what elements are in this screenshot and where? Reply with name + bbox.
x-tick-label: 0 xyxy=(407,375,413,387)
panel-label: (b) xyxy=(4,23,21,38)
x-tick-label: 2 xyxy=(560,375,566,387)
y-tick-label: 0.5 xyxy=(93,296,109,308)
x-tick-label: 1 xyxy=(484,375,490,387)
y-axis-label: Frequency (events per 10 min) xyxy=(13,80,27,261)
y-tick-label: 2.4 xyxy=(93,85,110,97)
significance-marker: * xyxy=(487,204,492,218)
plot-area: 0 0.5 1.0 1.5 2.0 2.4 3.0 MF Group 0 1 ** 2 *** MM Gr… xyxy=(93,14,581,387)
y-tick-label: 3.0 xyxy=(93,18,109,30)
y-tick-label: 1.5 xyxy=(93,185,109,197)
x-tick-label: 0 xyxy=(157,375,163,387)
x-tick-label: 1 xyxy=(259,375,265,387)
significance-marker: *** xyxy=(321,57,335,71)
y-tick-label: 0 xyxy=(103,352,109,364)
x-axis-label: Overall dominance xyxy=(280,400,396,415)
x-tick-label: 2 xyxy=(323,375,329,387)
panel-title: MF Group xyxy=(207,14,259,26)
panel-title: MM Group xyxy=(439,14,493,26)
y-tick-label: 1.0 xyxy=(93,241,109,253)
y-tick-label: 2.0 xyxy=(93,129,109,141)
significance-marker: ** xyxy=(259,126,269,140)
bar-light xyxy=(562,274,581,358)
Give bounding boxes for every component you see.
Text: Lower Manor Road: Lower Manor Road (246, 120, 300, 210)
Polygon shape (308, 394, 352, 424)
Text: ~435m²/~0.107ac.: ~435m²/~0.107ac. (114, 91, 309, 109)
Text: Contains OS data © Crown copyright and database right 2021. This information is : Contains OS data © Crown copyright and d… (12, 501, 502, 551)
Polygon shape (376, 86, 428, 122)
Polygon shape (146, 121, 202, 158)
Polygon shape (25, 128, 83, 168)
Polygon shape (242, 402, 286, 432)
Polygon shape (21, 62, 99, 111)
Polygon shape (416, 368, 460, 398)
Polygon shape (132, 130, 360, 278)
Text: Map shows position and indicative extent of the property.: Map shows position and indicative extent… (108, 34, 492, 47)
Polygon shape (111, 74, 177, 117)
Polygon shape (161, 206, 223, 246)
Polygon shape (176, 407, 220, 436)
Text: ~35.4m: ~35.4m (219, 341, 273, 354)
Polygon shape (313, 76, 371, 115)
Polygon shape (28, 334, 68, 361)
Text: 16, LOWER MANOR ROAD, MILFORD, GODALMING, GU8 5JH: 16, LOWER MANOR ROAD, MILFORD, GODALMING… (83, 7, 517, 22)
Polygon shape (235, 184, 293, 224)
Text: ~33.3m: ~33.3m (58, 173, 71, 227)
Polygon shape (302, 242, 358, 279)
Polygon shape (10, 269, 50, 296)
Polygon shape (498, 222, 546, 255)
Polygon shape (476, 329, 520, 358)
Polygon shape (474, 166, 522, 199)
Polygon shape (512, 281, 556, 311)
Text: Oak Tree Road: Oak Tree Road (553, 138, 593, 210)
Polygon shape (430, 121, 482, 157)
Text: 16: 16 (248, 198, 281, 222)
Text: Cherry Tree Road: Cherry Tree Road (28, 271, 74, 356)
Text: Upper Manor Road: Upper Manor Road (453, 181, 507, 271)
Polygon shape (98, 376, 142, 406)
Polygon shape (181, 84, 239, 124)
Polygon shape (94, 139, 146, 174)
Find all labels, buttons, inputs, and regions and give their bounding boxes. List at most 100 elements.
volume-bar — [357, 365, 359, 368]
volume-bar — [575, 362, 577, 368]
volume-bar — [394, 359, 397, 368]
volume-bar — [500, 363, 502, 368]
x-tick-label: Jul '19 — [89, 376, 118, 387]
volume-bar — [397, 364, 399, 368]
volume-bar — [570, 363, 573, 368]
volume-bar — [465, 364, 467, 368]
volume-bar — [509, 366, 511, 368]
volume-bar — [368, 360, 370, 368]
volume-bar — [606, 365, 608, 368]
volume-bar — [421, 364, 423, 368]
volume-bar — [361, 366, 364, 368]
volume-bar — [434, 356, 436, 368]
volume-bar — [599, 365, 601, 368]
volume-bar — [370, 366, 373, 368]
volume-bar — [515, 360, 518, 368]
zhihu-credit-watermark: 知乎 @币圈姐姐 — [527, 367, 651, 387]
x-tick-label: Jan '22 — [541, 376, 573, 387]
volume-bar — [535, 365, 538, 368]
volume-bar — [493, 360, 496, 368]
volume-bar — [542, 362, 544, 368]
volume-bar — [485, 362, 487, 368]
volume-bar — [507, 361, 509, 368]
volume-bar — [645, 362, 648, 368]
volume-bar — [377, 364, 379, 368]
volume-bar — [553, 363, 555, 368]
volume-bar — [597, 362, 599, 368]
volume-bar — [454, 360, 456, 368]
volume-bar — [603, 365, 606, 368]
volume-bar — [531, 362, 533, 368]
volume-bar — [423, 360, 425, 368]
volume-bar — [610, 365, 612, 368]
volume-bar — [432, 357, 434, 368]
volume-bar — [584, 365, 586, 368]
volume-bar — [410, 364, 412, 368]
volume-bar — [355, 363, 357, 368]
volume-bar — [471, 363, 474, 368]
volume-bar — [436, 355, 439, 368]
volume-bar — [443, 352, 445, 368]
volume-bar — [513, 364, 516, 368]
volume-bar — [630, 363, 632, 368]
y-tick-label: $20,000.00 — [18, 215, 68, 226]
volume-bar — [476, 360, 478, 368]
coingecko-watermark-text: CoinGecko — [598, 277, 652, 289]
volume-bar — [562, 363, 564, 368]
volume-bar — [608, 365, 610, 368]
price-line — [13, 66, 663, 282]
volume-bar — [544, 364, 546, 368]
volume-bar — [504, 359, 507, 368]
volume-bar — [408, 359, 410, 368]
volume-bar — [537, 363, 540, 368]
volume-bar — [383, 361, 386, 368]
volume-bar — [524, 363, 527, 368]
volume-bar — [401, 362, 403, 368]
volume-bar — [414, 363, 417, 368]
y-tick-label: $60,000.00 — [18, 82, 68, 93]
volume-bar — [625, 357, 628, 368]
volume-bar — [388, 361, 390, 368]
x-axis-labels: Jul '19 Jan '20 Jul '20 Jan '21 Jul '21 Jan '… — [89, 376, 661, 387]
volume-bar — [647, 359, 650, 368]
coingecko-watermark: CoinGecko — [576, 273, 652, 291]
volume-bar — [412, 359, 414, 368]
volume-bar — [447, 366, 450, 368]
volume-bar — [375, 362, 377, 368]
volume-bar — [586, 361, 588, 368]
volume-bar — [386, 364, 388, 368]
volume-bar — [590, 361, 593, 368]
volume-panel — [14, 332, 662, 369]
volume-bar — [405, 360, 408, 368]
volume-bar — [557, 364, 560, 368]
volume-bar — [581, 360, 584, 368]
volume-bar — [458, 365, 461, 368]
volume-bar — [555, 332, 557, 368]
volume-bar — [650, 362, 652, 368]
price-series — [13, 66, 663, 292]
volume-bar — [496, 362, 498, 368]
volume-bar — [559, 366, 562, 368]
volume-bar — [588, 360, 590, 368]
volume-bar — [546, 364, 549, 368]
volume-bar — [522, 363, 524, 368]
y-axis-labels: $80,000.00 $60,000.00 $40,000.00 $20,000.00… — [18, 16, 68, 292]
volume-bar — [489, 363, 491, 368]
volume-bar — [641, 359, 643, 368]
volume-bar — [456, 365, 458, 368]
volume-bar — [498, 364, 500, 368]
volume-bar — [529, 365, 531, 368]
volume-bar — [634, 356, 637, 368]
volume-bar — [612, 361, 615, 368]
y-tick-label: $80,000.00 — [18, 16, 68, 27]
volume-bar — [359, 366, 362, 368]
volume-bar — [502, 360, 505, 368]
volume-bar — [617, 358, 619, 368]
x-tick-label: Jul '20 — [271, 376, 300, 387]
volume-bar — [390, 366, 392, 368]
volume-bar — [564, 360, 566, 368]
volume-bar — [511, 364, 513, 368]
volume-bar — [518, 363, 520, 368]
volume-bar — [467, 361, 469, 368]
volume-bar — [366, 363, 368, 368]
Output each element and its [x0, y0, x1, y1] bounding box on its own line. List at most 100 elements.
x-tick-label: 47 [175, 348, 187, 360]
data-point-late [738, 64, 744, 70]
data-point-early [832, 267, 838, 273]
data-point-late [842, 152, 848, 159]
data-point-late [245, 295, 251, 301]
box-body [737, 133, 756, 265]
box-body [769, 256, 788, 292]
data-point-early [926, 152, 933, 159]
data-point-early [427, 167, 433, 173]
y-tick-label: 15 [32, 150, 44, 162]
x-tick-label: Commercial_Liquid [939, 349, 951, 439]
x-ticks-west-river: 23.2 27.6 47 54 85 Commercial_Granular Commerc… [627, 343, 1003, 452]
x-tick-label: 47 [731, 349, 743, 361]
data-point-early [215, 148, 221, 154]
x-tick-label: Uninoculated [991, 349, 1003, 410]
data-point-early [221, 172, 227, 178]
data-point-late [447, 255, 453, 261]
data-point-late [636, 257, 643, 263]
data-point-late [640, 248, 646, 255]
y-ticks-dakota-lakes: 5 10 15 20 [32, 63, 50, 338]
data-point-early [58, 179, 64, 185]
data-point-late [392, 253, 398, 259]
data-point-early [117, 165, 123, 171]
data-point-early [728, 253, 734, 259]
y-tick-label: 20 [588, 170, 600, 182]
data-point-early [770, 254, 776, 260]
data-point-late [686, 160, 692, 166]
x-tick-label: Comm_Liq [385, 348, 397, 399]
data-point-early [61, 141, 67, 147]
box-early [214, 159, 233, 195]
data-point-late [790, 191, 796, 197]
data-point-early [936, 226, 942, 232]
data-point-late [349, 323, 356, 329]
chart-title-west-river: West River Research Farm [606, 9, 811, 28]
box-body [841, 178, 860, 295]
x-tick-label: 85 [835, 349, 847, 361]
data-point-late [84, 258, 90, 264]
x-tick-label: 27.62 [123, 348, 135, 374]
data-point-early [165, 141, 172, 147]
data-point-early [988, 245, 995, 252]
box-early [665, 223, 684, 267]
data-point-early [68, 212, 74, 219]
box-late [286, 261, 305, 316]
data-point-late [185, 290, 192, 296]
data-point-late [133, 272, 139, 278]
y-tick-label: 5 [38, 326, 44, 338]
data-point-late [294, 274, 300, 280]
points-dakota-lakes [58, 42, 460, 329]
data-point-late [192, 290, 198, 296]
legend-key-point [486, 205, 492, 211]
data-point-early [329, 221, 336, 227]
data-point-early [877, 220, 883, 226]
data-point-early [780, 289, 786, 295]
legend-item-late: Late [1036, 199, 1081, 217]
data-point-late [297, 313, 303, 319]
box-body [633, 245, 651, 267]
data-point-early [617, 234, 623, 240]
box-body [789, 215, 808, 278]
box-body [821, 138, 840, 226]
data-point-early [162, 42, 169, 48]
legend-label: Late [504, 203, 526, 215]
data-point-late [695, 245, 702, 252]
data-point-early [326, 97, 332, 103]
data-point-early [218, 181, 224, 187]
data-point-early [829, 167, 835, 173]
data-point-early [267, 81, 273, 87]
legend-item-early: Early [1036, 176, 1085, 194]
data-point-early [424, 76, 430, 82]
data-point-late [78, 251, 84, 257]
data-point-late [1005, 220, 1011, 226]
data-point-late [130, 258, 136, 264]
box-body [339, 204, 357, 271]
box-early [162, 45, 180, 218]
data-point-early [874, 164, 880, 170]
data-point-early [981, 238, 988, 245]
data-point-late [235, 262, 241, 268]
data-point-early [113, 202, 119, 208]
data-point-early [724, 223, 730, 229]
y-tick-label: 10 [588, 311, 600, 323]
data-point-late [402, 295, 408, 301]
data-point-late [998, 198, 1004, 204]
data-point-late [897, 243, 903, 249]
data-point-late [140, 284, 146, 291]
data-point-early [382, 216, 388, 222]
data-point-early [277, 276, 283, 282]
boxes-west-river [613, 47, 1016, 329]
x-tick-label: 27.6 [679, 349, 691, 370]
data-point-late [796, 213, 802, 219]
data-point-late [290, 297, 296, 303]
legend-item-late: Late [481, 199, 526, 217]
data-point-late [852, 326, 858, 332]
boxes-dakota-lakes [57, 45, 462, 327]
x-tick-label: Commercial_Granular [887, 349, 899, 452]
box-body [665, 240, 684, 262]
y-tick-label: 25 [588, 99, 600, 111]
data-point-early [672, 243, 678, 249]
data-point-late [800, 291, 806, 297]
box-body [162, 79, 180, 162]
========
*Challenge*:
Reproduce the listing above verbatim, beginning with its first line and continuing through the line that contains "Text: ~435m²/~0.107ac.: ~435m²/~0.107ac.", with both of those lines included.

*Full answer*:
what elements are in this screenshot and where? Reply with name + bbox.
x-tick-label: 0 xyxy=(407,375,413,387)
panel-label: (b) xyxy=(4,23,21,38)
x-tick-label: 2 xyxy=(560,375,566,387)
y-tick-label: 0.5 xyxy=(93,296,109,308)
x-tick-label: 1 xyxy=(484,375,490,387)
y-axis-label: Frequency (events per 10 min) xyxy=(13,80,27,261)
y-tick-label: 2.4 xyxy=(93,85,110,97)
significance-marker: * xyxy=(487,204,492,218)
plot-area: 0 0.5 1.0 1.5 2.0 2.4 3.0 MF Group 0 1 ** 2 *** MM Gr… xyxy=(93,14,581,387)
y-tick-label: 3.0 xyxy=(93,18,109,30)
y-tick-label: 1.5 xyxy=(93,185,109,197)
x-tick-label: 0 xyxy=(157,375,163,387)
x-tick-label: 1 xyxy=(259,375,265,387)
significance-marker: *** xyxy=(321,57,335,71)
y-tick-label: 0 xyxy=(103,352,109,364)
x-axis-label: Overall dominance xyxy=(280,400,396,415)
x-tick-label: 2 xyxy=(323,375,329,387)
panel-title: MF Group xyxy=(207,14,259,26)
panel-title: MM Group xyxy=(439,14,493,26)
y-tick-label: 1.0 xyxy=(93,241,109,253)
y-tick-label: 2.0 xyxy=(93,129,109,141)
significance-marker: ** xyxy=(259,126,269,140)
bar-light xyxy=(562,274,581,358)
Give bounding boxes for every component you see.
Text: Lower Manor Road: Lower Manor Road (246, 120, 300, 210)
Polygon shape (308, 394, 352, 424)
Text: ~435m²/~0.107ac.: ~435m²/~0.107ac. (114, 91, 309, 109)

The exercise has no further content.